═════ Dataset extract ═════

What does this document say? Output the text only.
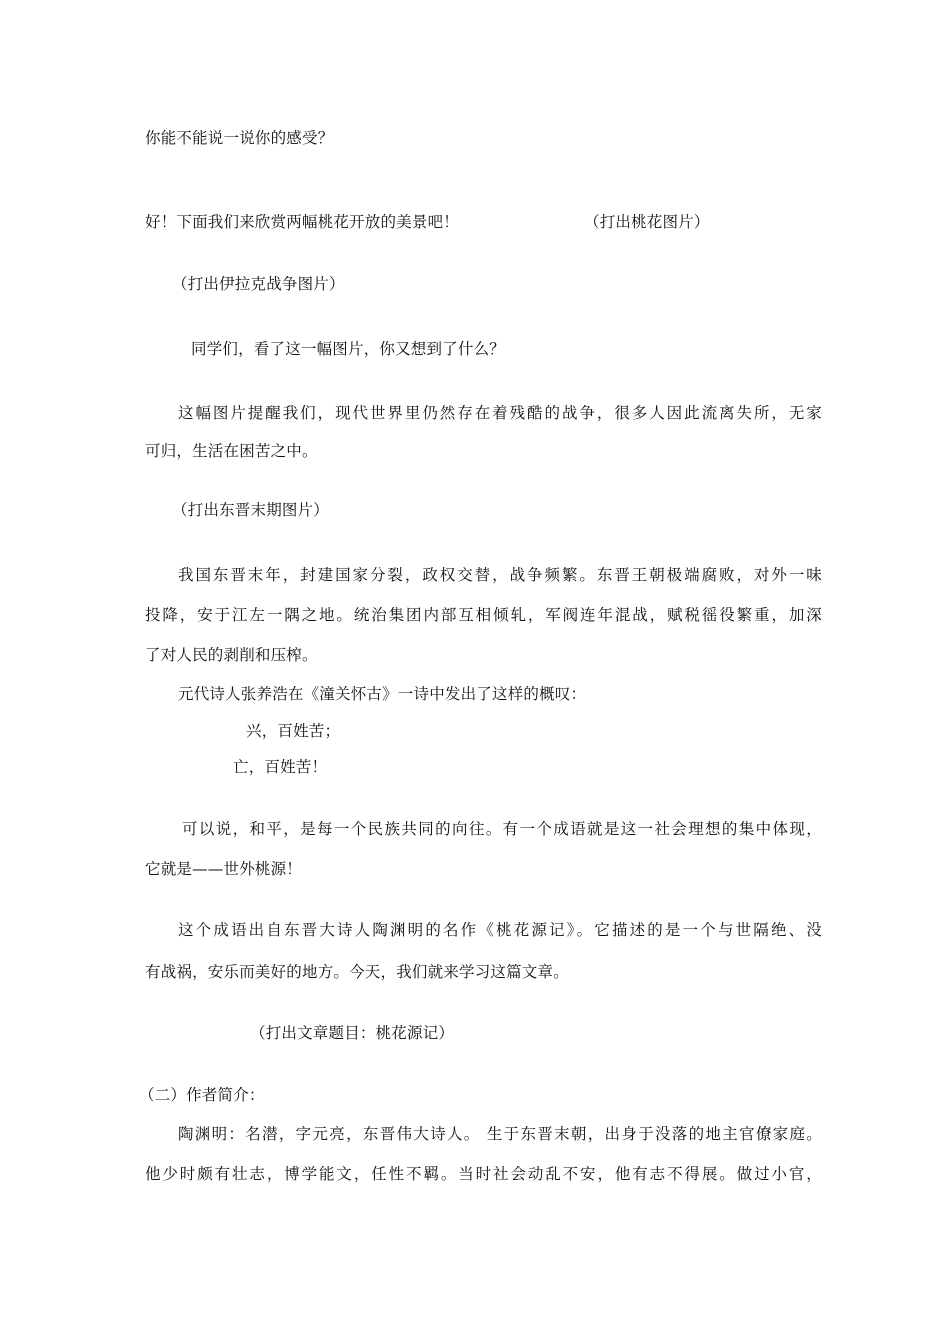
你能不能说一说你的感受？
好！下面我们来欣赏两幅桃花开放的美景吧！	（打出桃花图片）
（打出伊拉克战争图片）
同学们，看了这一幅图片，你又想到了什么？
这幅图片提醒我们，现代世界里仍然存在着残酷的战争，很多人因此流离失所，无家
可归，生活在困苦之中。
（打出东晋末期图片）
我国东晋末年，封建国家分裂，政权交替，战争频繁。东晋王朝极端腐败，对外一味
投降，安于江左一隅之地。统治集团内部互相倾轧，军阀连年混战，赋税徭役繁重，加深
了对人民的剥削和压榨。
元代诗人张养浩在《潼关怀古》一诗中发出了这样的概叹：
兴，百姓苦；
亡，百姓苦！
可以说，和平，是每一个民族共同的向往。有一个成语就是这一社会理想的集中体现，
它就是——世外桃源！
这个成语出自东晋大诗人陶渊明的名作《桃花源记》。它描述的是一个与世隔绝、没
有战祸，安乐而美好的地方。今天，我们就来学习这篇文章。
（打出文章题目：桃花源记）
（二）作者简介：
陶渊明：名潜，字元亮，东晋伟大诗人。 生于东晋末朝，出身于没落的地主官僚家庭。
他少时颇有壮志，博学能文，任性不羁。当时社会动乱不安，他有志不得展。做过小官，
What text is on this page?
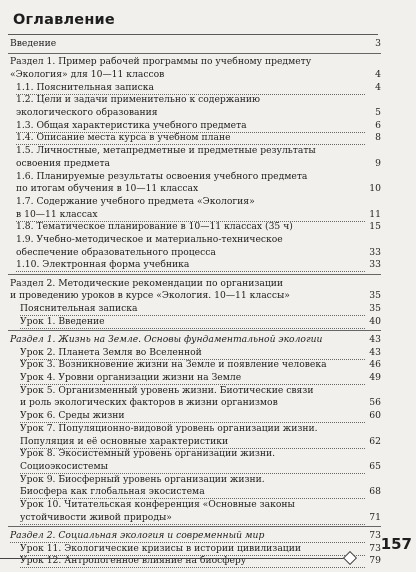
Оглавление
Введение	3
Раздел 1. Пример рабочей программы по учебному предмету
«Экология» для 10—11 классов	4
1.1. Пояснительная записка	4
1.2. Цели и задачи применительно к содержанию
экологического образования	5
1.3. Общая характеристика учебного предмета	6
1.4. Описание места курса в учебном плане	8
1.5. Личностные, метапредметные и предметные результаты
освоения предмета	9
1.6. Планируемые результаты освоения учебного предмета
по итогам обучения в 10—11 классах	10
1.7. Содержание учебного предмета «Экология»
в 10—11 классах	11
1.8. Тематическое планирование в 10—11 классах (35 ч)	15
1.9. Учебно-методическое и материально-техническое
обеспечение образовательного процесса	33
1.10. Электронная форма учебника	33
Раздел 2. Методические рекомендации по организации
и проведению уроков в курсе «Экология. 10—11 классы»	35
Пояснительная записка	35
Урок 1. Введение	40
Раздел 1. Жизнь на Земле. Основы фундаментальной экологии	43
Урок 2. Планета Земля во Вселенной	43
Урок 3. Возникновение жизни на Земле и появление человека	46
Урок 4. Уровни организации жизни на Земле	49
Урок 5. Организменный уровень жизни. Биотические связи
и роль экологических факторов в жизни организмов	56
Урок 6. Среды жизни	60
Урок 7. Популяционно-видовой уровень организации жизни.
Популяция и её основные характеристики	62
Урок 8. Экосистемный уровень организации жизни.
Социоэкосистемы	65
Урок 9. Биосферный уровень организации жизни.
Биосфера как глобальная экосистема	68
Урок 10. Читательская конференция «Основные законы
устойчивости живой природы»	71
Раздел 2. Социальная экология и современный мир	73
Урок 11. Экологические кризисы в истории цивилизации	73
Урок 12. Антропогенное влияние на биосферу	79
157
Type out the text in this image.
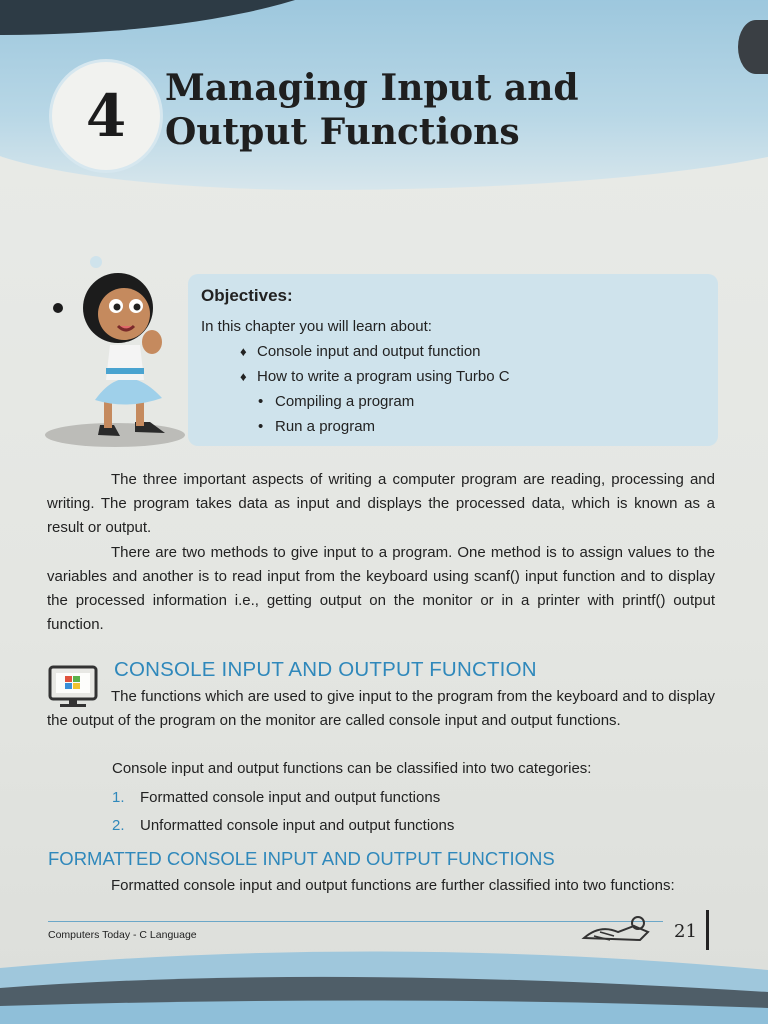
4 Managing Input and
Output Functions
Objectives:
In this chapter you will learn about:
♦ Console input and output function
♦ How to write a program using Turbo C
• Compiling a program
• Run a program

The three important aspects of writing a computer program are reading, processing and writing. The program takes data as input and displays the processed data, which is known as a result or output.

There are two methods to give input to a program. One method is to assign values to the variables and another is to read input from the keyboard using scanf() input function and to display the processed information i.e., getting output on the monitor or in a printer with printf() output function.

CONSOLE INPUT AND OUTPUT FUNCTION

The functions which are used to give input to the program from the keyboard and to display the output of the program on the monitor are called console input and output functions.

Console input and output functions can be classified into two categories:
1. Formatted console input and output functions
2. Unformatted console input and output functions
FORMATTED CONSOLE INPUT AND OUTPUT FUNCTIONS

Formatted console input and output functions are further classified into two functions:

Computers Today - C Language	21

═════

Required work: Repeat the records above verbatim, with no pictures in the result.

Exercise response:
What does this document say? Output the text only.
你能不能说一说你的感受？
好！下面我们来欣赏两幅桃花开放的美景吧！	（打出桃花图片）
（打出伊拉克战争图片）
同学们，看了这一幅图片，你又想到了什么？
这幅图片提醒我们，现代世界里仍然存在着残酷的战争，很多人因此流离失所，无家
可归，生活在困苦之中。
（打出东晋末期图片）
我国东晋末年，封建国家分裂，政权交替，战争频繁。东晋王朝极端腐败，对外一味
投降，安于江左一隅之地。统治集团内部互相倾轧，军阀连年混战，赋税徭役繁重，加深
了对人民的剥削和压榨。
元代诗人张养浩在《潼关怀古》一诗中发出了这样的概叹：
兴，百姓苦；
亡，百姓苦！
可以说，和平，是每一个民族共同的向往。有一个成语就是这一社会理想的集中体现，
它就是——世外桃源！
这个成语出自东晋大诗人陶渊明的名作《桃花源记》。它描述的是一个与世隔绝、没
有战祸，安乐而美好的地方。今天，我们就来学习这篇文章。
（打出文章题目：桃花源记）
（二）作者简介：
陶渊明：名潜，字元亮，东晋伟大诗人。 生于东晋末朝，出身于没落的地主官僚家庭。
他少时颇有壮志，博学能文，任性不羁。当时社会动乱不安，他有志不得展。做过小官，
What text is on this page?
Оглавление
Введение	3
Раздел 1. Пример рабочей программы по учебному предмету
«Экология» для 10—11 классов	4
1.1. Пояснительная записка	4
1.2. Цели и задачи применительно к содержанию
экологического образования	5
1.3. Общая характеристика учебного предмета	6
1.4. Описание места курса в учебном плане	8
1.5. Личностные, метапредметные и предметные результаты
освоения предмета	9
1.6. Планируемые результаты освоения учебного предмета
по итогам обучения в 10—11 классах	10
1.7. Содержание учебного предмета «Экология»
в 10—11 классах	11
1.8. Тематическое планирование в 10—11 классах (35 ч)	15
1.9. Учебно-методическое и материально-техническое
обеспечение образовательного процесса	33
1.10. Электронная форма учебника	33
Раздел 2. Методические рекомендации по организации
и проведению уроков в курсе «Экология. 10—11 классы»	35
Пояснительная записка	35
Урок 1. Введение	40
Раздел 1. Жизнь на Земле. Основы фундаментальной экологии	43
Урок 2. Планета Земля во Вселенной	43
Урок 3. Возникновение жизни на Земле и появление человека	46
Урок 4. Уровни организации жизни на Земле	49
Урок 5. Организменный уровень жизни. Биотические связи
и роль экологических факторов в жизни организмов	56
Урок 6. Среды жизни	60
Урок 7. Популяционно-видовой уровень организации жизни.
Популяция и её основные характеристики	62
Урок 8. Экосистемный уровень организации жизни.
Социоэкосистемы	65
Урок 9. Биосферный уровень организации жизни.
Биосфера как глобальная экосистема	68
Урок 10. Читательская конференция «Основные законы
устойчивости живой природы»	71
Раздел 2. Социальная экология и современный мир	73
Урок 11. Экологические кризисы в истории цивилизации	73
Урок 12. Антропогенное влияние на биосферу	79
157
Type out the text in this image.
4 Managing Input and
Output Functions
Objectives:
In this chapter you will learn about:
♦ Console input and output function
♦ How to write a program using Turbo C
• Compiling a program
• Run a program

The three important aspects of writing a computer program are reading, processing and writing. The program takes data as input and displays the processed data, which is known as a result or output.

There are two methods to give input to a program. One method is to assign values to the variables and another is to read input from the keyboard using scanf() input function and to display the processed information i.e., getting output on the monitor or in a printer with printf() output function.

CONSOLE INPUT AND OUTPUT FUNCTION

The functions which are used to give input to the program from the keyboard and to display the output of the program on the monitor are called console input and output functions.

Console input and output functions can be classified into two categories:
1. Formatted console input and output functions
2. Unformatted console input and output functions
FORMATTED CONSOLE INPUT AND OUTPUT FUNCTIONS

Formatted console input and output functions are further classified into two functions:

Computers Today - C Language	21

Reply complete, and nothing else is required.